▶ RECORDS PROVIDED
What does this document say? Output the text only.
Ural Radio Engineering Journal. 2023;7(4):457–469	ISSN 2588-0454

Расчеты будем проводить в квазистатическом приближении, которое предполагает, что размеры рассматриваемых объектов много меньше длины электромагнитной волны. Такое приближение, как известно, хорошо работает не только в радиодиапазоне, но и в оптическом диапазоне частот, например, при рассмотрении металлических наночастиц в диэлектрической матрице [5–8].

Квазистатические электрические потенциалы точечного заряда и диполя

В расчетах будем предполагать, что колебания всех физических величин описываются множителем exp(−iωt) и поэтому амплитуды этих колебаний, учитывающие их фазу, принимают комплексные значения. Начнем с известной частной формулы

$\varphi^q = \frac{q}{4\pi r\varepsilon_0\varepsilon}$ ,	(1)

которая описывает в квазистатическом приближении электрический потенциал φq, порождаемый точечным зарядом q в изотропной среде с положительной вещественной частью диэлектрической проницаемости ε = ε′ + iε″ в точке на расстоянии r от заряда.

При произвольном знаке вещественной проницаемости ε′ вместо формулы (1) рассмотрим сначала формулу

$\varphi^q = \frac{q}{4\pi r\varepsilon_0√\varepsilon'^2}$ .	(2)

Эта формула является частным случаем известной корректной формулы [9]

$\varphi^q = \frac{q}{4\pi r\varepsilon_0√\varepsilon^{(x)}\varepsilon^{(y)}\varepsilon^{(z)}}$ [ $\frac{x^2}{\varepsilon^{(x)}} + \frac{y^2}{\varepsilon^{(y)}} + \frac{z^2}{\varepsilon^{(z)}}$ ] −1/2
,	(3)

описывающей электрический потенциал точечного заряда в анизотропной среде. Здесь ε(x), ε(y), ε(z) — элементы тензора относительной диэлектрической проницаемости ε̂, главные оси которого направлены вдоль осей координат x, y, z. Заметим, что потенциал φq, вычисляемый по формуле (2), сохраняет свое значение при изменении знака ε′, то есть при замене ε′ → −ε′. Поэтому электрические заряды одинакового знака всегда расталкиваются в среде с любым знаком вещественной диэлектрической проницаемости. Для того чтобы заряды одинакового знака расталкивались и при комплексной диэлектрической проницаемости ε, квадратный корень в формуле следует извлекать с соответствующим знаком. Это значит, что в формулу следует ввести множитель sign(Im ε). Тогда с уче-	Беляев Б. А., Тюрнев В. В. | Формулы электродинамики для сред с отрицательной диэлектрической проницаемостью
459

▶ DIRECTIONS
Write every entry out again exactly.

▶ RESPONSE TO THIS EXERCISE
What does this document say? Output the text only.
Ural Radio Engineering Journal. 2023;7(4):457–469	ISSN 2588-0454

Расчеты будем проводить в квазистатическом приближении, которое предполагает, что размеры рассматриваемых объектов много меньше длины электромагнитной волны. Такое приближение, как известно, хорошо работает не только в радиодиапазоне, но и в оптическом диапазоне частот, например, при рассмотрении металлических наночастиц в диэлектрической матрице [5–8].

Квазистатические электрические потенциалы точечного заряда и диполя

В расчетах будем предполагать, что колебания всех физических величин описываются множителем exp(−iωt) и поэтому амплитуды этих колебаний, учитывающие их фазу, принимают комплексные значения. Начнем с известной частной формулы

$\varphi^q = \frac{q}{4\pi r\varepsilon_0\varepsilon}$ ,	(1)

которая описывает в квазистатическом приближении электрический потенциал φq, порождаемый точечным зарядом q в изотропной среде с положительной вещественной частью диэлектрической проницаемости ε = ε′ + iε″ в точке на расстоянии r от заряда.

При произвольном знаке вещественной проницаемости ε′ вместо формулы (1) рассмотрим сначала формулу

$\varphi^q = \frac{q}{4\pi r\varepsilon_0√\varepsilon'^2}$ .	(2)

Эта формула является частным случаем известной корректной формулы [9]

$\varphi^q = \frac{q}{4\pi r\varepsilon_0√\varepsilon^{(x)}\varepsilon^{(y)}\varepsilon^{(z)}}$ [ $\frac{x^2}{\varepsilon^{(x)}} + \frac{y^2}{\varepsilon^{(y)}} + \frac{z^2}{\varepsilon^{(z)}}$ ] −1/2
,	(3)

описывающей электрический потенциал точечного заряда в анизотропной среде. Здесь ε(x), ε(y), ε(z) — элементы тензора относительной диэлектрической проницаемости ε̂, главные оси которого направлены вдоль осей координат x, y, z. Заметим, что потенциал φq, вычисляемый по формуле (2), сохраняет свое значение при изменении знака ε′, то есть при замене ε′ → −ε′. Поэтому электрические заряды одинакового знака всегда расталкиваются в среде с любым знаком вещественной диэлектрической проницаемости. Для того чтобы заряды одинакового знака расталкивались и при комплексной диэлектрической проницаемости ε, квадратный корень в формуле следует извлекать с соответствующим знаком. Это значит, что в формулу следует ввести множитель sign(Im ε). Тогда с уче-	Беляев Б. А., Тюрнев В. В. | Формулы электродинамики для сред с отрицательной диэлектрической проницаемостью
459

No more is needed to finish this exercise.